Lista de tarefas:
1. Segundo o texto de origem sobre o Provimento CSM 2753/24, em que data esse provimento foi publicado?
2. Dê continuidade ao texto de origem sobre o Provimento CSM 2753/24 a partir da última frase apresentada.
---- Texto de origem
Provimento CSM 2753/24 e seu impacto
Entenda o impacto do Provimento CSM 2753/24 na gestão de precatórios, cessão de crédito e procedimentos perante o DEPRE.
Provimento CSM 2753/24 e seu impacto
O Tribunal de Justiça do Estado de São Paulo regulamenta a gestão de precatórios. Entenda o que Provimento propõe
Por Aipe Assessoria
Em 10 de setembro de 2024, foi publicado o Provimento CSM nº 2.753/2024 pelo Conselho Superior da Magistratura, que disciplina a gestão dos precatórios e das requisições de pequeno valor no âmbito do Tribunal de Justiça do Estado de São Paulo, bem como os procedimentos operacionais para diversas questões relacionadas ao tema.
--------
---- Material extraído
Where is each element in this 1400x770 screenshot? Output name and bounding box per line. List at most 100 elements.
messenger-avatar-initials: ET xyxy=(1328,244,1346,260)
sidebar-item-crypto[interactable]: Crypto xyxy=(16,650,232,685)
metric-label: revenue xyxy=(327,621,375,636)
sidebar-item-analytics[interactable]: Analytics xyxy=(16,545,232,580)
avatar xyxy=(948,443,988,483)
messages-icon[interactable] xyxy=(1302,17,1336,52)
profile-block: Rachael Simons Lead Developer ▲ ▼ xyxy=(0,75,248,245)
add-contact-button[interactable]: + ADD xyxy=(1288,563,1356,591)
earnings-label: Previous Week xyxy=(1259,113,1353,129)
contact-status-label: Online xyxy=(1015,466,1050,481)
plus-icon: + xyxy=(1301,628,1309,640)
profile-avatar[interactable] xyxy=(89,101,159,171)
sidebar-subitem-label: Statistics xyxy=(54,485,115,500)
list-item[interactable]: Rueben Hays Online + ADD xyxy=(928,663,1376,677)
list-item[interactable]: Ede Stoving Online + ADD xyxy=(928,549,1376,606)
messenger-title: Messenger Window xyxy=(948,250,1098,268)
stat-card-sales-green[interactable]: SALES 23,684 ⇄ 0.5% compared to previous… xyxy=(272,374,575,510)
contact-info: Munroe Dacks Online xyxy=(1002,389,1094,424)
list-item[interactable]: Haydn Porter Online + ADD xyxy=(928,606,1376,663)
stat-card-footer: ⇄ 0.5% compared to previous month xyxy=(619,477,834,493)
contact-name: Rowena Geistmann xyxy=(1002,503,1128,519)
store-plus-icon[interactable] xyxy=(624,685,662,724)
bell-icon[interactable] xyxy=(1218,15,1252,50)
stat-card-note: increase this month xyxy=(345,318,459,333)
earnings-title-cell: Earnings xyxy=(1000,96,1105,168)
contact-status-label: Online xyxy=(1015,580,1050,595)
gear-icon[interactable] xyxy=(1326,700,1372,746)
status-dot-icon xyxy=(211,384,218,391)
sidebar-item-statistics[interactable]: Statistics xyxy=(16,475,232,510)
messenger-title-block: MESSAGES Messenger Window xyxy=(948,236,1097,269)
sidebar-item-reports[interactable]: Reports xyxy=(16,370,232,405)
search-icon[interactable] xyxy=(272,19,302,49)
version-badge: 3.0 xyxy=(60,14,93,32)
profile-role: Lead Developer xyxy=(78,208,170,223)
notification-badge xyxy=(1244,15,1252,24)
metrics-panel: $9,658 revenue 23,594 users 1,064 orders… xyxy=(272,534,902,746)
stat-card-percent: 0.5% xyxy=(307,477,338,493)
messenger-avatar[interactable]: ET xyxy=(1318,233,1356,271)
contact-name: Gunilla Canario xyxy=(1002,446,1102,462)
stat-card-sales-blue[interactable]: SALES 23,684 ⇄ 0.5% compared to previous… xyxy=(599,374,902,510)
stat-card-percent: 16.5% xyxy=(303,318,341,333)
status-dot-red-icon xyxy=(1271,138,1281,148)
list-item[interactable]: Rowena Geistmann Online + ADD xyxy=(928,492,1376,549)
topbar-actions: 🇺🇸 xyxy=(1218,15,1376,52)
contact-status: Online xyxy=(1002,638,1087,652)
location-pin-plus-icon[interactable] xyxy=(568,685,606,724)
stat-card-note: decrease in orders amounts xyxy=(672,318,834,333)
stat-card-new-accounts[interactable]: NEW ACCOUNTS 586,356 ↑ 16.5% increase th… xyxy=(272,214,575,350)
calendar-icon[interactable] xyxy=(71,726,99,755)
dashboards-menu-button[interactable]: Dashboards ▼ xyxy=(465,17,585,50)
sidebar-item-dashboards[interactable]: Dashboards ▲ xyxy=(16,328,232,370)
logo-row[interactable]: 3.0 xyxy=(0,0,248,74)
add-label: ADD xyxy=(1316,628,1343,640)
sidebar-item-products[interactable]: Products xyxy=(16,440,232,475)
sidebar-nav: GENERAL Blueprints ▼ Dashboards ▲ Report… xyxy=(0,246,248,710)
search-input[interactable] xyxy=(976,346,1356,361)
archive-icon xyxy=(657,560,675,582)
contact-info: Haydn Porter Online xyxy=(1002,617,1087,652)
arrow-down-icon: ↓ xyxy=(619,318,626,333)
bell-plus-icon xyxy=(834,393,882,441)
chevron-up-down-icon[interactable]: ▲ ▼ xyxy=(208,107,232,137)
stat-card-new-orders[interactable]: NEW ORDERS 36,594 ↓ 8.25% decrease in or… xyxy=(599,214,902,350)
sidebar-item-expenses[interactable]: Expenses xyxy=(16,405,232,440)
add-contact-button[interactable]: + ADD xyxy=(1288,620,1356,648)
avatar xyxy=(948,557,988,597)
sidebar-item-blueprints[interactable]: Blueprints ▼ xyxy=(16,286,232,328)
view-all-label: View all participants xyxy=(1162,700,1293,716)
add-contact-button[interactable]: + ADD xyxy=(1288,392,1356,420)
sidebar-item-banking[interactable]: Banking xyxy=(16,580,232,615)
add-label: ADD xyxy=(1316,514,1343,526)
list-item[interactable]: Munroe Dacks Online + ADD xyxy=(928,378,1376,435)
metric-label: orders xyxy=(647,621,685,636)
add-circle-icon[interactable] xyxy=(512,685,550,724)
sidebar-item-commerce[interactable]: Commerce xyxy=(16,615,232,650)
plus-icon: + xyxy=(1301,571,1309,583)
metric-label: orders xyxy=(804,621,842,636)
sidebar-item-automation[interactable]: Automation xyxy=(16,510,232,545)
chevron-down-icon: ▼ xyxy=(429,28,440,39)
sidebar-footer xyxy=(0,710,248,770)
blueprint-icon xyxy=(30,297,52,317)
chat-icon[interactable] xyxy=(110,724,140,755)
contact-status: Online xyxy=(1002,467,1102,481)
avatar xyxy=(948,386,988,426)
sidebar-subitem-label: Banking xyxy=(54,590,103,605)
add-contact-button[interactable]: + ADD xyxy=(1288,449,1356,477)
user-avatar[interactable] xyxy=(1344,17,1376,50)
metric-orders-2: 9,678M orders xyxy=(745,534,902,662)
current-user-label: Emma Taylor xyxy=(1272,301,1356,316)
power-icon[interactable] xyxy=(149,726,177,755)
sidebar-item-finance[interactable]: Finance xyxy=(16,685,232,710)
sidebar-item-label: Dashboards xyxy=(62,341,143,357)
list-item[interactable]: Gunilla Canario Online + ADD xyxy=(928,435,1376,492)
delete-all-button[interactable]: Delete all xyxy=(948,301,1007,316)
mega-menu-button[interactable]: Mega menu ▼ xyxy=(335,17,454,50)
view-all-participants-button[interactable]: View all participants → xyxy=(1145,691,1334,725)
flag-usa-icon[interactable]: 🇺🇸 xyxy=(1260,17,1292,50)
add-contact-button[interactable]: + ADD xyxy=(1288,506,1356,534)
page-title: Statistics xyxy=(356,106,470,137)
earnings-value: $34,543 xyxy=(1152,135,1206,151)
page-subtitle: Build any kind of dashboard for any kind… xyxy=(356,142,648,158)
--------
Respostas:
1. Em 10 de setembro de 2024.

2.
Dentre as principais alterações, merece destaque o artigo 11, que estabelece a obrigatoriedade de escritura pública para a realização de cessão de crédito, como condição de eficácia para alteração da titularidade do crédito perante o DEPRE.
Quanto à obrigatoriedade de escritura pública para cessões de precatórios, vale lembrar que o Superior Tribunal de Justiça possui, até hoje, o posicionamento de que não é necessária sua observância para a eficácia dessas transações. Um dos fundamentos é que a própria lei não exige escritura pública para esse tipo de negociação.
O artigo 12 do provimento estabelece a documentação necessária para a análise formal da cessão de crédito pelo DEPRE. Dentre os documentos exigidos, podemos destacar a necessidade de procuração pública, informações sobre a reserva de honorários ao advogado que atuou no processo em benefício do cedente e o valor pago pela cessão, entre outros pontos elencados no referido artigo.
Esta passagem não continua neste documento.